TASK TO CARRY OUT: Go through the records and copy each line where the word "minimize" occurs.

SUPPLIED RECORDS:

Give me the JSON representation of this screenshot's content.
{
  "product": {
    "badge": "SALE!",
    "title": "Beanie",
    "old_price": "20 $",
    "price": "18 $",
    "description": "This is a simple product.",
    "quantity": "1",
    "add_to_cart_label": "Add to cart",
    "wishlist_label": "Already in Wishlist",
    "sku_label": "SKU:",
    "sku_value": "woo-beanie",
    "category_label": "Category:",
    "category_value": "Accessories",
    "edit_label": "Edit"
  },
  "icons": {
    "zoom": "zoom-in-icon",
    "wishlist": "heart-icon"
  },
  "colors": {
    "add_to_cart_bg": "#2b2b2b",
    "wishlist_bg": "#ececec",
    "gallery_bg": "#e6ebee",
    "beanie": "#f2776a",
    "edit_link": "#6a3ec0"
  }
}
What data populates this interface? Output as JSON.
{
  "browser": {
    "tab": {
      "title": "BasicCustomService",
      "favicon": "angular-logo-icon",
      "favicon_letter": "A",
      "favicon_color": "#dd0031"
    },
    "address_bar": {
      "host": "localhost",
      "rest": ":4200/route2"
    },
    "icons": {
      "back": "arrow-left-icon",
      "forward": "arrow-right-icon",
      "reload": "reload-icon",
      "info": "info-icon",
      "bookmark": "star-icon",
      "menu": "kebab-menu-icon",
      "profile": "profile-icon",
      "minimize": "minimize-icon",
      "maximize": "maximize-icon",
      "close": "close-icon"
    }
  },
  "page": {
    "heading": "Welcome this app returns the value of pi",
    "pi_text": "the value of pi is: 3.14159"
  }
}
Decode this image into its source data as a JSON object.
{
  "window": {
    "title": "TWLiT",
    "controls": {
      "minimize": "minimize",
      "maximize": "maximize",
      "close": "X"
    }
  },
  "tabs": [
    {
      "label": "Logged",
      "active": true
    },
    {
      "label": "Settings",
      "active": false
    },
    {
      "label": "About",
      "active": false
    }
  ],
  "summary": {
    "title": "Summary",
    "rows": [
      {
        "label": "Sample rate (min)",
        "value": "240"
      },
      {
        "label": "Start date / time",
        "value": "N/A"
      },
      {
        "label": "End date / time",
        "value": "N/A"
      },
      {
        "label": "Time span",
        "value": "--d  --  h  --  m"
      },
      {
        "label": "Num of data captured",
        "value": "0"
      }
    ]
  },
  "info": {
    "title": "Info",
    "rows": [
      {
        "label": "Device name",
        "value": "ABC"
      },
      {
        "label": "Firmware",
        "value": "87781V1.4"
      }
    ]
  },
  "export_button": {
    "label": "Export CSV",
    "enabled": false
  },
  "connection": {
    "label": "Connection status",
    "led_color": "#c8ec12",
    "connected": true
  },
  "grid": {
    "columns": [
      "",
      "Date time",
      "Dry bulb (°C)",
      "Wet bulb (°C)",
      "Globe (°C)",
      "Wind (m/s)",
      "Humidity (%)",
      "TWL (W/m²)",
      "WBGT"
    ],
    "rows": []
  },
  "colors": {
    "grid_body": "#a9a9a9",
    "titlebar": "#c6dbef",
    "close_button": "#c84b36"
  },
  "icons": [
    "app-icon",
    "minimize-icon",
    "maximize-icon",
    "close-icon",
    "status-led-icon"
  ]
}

ANSWER TO THIS EXERCISE:
      "minimize": "minimize-icon",
      "minimize": "minimize",
    "minimize-icon",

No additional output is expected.